▶ [TASK] List the lines of this listing that hold the word "Dispatch".

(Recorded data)
☆ ☆ ☆ ☆

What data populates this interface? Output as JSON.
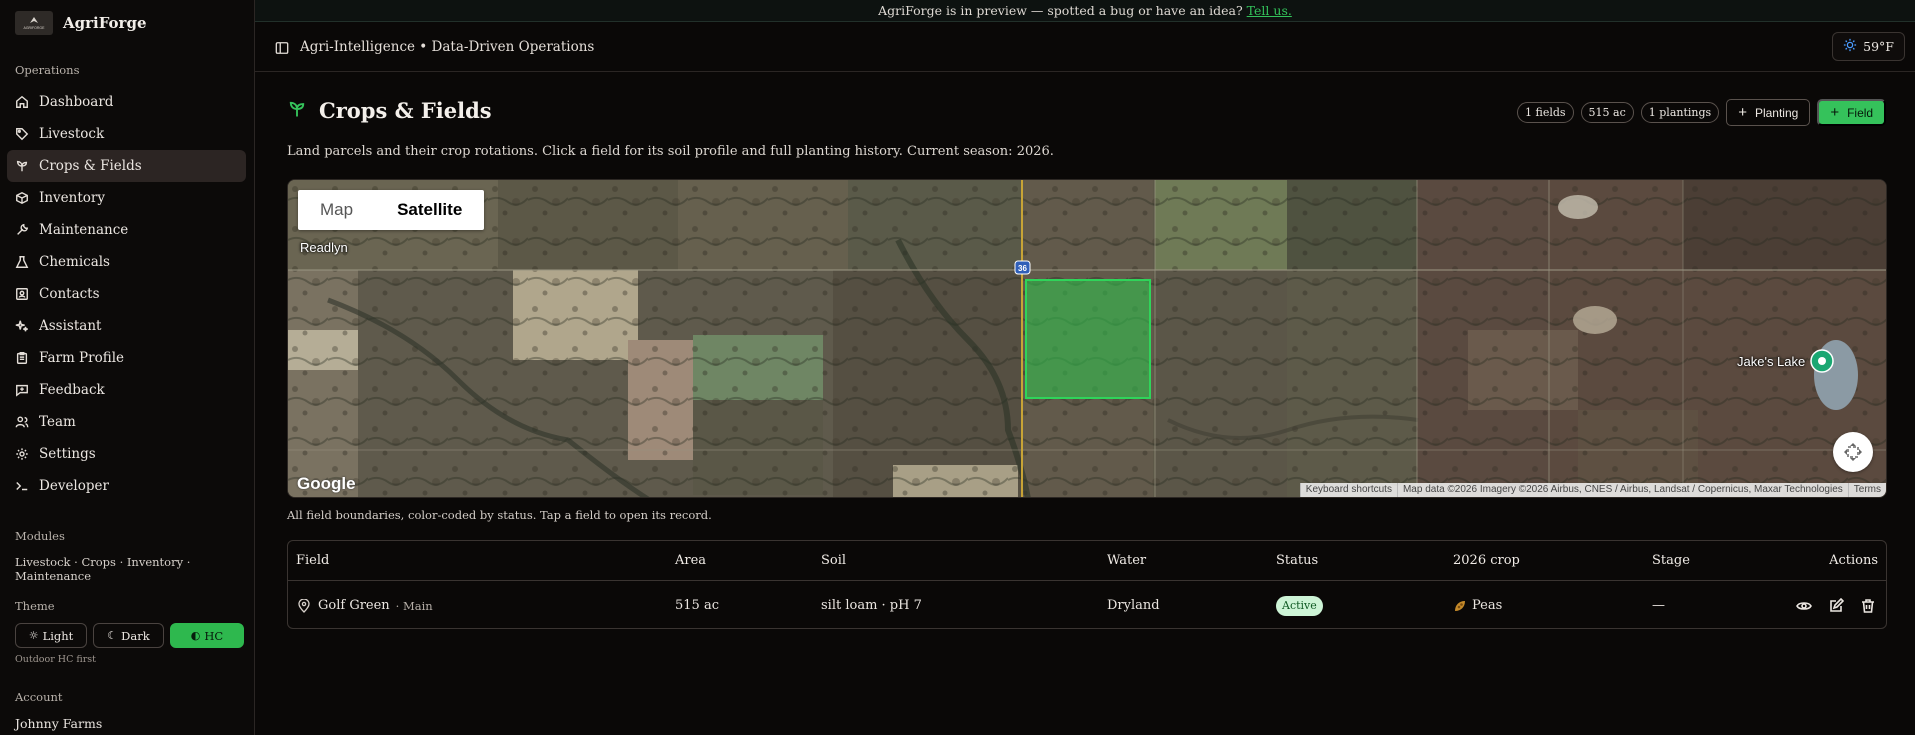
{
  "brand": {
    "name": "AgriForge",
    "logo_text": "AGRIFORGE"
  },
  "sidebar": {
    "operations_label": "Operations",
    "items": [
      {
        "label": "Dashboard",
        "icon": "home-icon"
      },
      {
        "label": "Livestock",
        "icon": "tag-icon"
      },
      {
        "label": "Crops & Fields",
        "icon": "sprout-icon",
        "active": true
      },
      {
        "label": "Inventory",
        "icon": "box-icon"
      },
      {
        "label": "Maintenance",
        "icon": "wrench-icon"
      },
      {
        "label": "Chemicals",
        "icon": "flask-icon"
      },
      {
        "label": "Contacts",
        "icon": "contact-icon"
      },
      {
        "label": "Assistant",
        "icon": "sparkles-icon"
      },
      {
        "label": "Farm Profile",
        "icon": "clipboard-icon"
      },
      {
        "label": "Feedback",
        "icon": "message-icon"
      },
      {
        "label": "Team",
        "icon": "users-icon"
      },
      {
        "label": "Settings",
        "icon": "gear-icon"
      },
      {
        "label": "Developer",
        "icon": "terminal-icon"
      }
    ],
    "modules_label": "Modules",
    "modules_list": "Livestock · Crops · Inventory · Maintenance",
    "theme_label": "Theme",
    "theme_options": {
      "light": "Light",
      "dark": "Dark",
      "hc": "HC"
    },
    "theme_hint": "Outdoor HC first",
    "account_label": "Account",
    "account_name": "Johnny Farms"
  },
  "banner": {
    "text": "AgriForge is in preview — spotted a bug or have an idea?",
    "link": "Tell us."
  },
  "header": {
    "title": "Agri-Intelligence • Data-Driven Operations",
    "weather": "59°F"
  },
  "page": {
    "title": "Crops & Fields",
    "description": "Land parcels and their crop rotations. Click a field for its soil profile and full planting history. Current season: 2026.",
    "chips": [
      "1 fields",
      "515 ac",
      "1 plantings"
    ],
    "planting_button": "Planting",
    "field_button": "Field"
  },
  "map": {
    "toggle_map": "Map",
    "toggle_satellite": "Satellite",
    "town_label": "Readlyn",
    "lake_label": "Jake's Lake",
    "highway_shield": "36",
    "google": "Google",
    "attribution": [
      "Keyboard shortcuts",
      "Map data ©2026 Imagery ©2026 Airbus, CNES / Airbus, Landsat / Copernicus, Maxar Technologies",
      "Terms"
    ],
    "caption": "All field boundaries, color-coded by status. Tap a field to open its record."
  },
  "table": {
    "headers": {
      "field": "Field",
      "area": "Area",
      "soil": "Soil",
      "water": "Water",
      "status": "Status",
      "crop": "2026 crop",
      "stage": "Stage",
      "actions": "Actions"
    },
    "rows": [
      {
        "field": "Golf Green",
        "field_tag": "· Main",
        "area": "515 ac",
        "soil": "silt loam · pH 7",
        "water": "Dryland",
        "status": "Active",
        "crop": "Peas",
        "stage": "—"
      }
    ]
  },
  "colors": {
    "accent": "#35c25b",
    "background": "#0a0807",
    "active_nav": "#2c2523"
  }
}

☆ ☆ ☆ ☆

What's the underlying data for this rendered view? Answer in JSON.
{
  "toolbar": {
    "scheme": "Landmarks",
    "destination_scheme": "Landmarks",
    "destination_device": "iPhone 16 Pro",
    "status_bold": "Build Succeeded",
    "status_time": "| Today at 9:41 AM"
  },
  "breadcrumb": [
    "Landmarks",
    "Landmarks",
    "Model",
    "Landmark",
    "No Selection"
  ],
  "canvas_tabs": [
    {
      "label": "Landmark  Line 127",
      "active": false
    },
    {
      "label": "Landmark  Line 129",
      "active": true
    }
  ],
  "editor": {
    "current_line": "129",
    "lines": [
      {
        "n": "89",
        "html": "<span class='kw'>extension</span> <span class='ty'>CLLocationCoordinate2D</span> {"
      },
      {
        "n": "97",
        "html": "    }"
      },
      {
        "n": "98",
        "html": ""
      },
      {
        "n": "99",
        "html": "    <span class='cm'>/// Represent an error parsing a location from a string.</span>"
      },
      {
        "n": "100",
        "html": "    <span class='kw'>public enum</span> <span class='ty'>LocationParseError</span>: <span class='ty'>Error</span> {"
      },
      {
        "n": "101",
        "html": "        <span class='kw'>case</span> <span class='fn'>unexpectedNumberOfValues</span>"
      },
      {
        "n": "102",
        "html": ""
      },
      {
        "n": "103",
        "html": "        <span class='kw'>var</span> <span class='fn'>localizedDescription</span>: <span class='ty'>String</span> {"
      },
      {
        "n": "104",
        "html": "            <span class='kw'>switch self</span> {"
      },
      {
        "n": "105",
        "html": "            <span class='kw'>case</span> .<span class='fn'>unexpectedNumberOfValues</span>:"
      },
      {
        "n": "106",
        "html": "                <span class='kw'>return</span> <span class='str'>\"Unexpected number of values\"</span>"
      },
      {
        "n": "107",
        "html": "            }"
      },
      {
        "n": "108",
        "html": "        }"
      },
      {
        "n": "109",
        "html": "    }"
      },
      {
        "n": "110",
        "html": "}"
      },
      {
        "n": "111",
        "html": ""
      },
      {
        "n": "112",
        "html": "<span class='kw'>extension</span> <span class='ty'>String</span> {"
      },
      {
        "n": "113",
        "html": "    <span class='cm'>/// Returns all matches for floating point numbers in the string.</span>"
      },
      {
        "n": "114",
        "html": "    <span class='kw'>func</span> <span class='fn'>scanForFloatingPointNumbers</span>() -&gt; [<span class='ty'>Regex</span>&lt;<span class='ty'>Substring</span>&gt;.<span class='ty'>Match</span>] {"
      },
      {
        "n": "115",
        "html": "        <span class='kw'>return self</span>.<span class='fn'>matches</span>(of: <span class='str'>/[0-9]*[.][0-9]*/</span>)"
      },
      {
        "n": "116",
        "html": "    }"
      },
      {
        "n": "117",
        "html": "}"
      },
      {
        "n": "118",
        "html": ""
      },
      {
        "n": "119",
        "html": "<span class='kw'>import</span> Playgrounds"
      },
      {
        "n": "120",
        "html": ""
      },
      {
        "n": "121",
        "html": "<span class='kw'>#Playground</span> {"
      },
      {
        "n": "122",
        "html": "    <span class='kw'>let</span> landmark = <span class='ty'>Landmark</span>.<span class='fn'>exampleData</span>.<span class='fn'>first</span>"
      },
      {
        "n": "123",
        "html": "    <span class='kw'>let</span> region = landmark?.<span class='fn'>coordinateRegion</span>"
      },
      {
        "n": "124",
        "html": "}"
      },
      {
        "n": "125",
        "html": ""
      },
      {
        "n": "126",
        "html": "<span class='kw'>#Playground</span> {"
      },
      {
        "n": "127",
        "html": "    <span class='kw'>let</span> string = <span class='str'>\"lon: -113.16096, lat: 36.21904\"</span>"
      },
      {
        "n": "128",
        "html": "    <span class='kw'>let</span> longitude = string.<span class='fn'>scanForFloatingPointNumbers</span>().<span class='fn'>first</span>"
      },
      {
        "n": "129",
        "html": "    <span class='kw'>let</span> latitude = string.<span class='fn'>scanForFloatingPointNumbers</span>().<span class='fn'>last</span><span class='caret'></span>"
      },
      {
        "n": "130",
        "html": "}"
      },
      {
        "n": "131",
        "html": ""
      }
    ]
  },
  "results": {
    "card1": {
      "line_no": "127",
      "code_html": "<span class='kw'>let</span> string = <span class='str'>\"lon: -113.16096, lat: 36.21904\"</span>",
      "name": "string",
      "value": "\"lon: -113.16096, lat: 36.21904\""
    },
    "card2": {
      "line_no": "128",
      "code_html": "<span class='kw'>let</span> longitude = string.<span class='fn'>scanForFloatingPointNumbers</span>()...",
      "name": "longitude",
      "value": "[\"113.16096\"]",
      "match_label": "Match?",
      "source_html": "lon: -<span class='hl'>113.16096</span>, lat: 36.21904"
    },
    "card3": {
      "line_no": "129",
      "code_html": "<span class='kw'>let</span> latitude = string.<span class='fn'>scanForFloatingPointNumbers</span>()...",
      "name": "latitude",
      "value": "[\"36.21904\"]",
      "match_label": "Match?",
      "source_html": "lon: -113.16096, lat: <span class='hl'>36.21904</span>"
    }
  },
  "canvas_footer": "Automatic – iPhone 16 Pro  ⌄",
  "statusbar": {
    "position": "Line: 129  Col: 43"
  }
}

☆ ☆ ☆ ☆

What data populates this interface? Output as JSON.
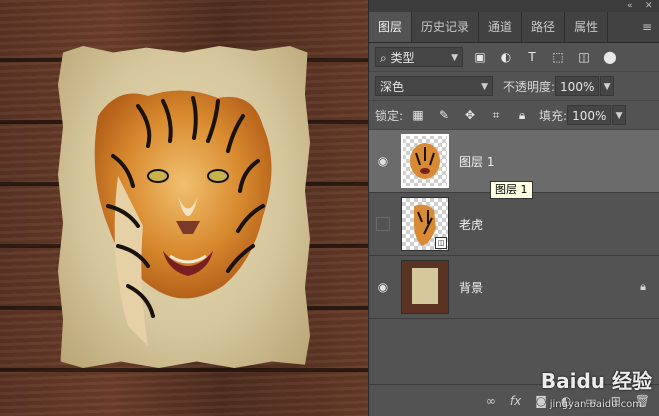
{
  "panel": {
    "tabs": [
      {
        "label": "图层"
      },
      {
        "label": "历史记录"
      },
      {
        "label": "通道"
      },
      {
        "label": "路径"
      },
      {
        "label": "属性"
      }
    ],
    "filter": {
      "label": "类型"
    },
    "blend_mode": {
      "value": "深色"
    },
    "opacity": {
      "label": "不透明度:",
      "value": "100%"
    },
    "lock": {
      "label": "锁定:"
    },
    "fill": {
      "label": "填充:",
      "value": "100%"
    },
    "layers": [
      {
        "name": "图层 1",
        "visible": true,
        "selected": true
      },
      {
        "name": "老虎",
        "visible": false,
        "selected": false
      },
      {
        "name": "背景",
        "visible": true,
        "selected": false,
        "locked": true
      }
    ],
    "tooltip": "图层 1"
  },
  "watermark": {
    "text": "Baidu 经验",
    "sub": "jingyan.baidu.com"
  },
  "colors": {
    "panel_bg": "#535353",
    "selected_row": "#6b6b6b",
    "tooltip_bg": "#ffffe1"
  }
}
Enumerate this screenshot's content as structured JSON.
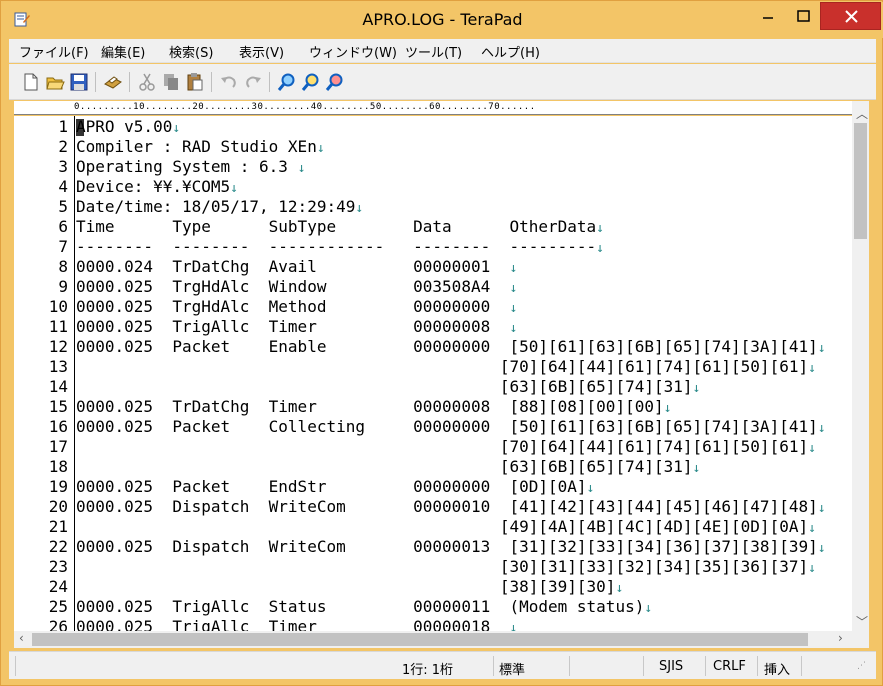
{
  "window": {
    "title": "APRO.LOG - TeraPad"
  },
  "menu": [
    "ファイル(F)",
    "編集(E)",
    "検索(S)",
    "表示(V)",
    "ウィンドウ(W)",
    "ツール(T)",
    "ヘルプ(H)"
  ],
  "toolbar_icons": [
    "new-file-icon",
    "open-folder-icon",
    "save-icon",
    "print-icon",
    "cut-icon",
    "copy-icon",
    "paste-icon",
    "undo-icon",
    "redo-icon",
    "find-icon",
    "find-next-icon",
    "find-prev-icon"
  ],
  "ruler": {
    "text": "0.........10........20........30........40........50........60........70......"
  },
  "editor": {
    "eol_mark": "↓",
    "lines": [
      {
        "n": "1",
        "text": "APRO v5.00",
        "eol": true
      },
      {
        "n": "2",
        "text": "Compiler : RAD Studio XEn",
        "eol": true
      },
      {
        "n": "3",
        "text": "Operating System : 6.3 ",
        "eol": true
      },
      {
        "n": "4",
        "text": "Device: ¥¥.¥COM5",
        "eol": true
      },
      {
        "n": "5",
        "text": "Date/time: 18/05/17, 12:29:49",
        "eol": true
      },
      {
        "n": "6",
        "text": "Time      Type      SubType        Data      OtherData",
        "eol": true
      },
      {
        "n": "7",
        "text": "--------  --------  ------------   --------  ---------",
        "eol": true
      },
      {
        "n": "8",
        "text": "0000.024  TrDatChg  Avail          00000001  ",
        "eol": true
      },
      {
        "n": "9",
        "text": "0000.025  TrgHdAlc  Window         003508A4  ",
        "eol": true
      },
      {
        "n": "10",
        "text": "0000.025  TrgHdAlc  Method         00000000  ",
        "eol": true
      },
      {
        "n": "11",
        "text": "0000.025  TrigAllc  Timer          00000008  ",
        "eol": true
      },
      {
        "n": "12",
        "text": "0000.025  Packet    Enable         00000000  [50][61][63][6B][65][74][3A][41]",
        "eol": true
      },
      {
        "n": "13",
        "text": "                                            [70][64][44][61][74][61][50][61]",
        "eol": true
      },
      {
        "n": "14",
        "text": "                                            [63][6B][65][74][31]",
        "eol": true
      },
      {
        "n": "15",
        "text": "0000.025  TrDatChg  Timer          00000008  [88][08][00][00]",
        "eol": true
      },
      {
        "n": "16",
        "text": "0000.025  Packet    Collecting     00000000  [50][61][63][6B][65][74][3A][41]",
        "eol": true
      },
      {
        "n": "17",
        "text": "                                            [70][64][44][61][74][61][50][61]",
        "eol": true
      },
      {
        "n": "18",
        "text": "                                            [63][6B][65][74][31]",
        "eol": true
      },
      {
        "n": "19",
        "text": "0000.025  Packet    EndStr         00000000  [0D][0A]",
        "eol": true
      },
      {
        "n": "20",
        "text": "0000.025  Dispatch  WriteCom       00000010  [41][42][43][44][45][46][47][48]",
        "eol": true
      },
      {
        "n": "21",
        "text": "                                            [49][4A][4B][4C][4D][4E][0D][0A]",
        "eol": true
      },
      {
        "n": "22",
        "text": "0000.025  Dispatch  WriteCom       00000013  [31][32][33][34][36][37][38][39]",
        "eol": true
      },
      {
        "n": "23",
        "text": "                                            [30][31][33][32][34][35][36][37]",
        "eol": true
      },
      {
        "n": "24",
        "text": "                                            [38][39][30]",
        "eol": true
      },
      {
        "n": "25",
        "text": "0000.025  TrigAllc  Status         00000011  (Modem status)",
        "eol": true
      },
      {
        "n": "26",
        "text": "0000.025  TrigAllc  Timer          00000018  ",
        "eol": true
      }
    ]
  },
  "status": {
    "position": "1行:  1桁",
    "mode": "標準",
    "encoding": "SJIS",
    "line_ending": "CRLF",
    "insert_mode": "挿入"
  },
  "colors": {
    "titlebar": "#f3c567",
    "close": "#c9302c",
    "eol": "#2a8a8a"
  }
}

☆ ☆ ☆ ☆

▶ [SOLUTION TO THE PROBLEM]
        "text": "0000.025  Dispatch  WriteCom       00000010  [41][42][43][44][45][46][47][48]",
        "text": "0000.025  Dispatch  WriteCom       00000013  [31][32][33][34][36][37][38][39]",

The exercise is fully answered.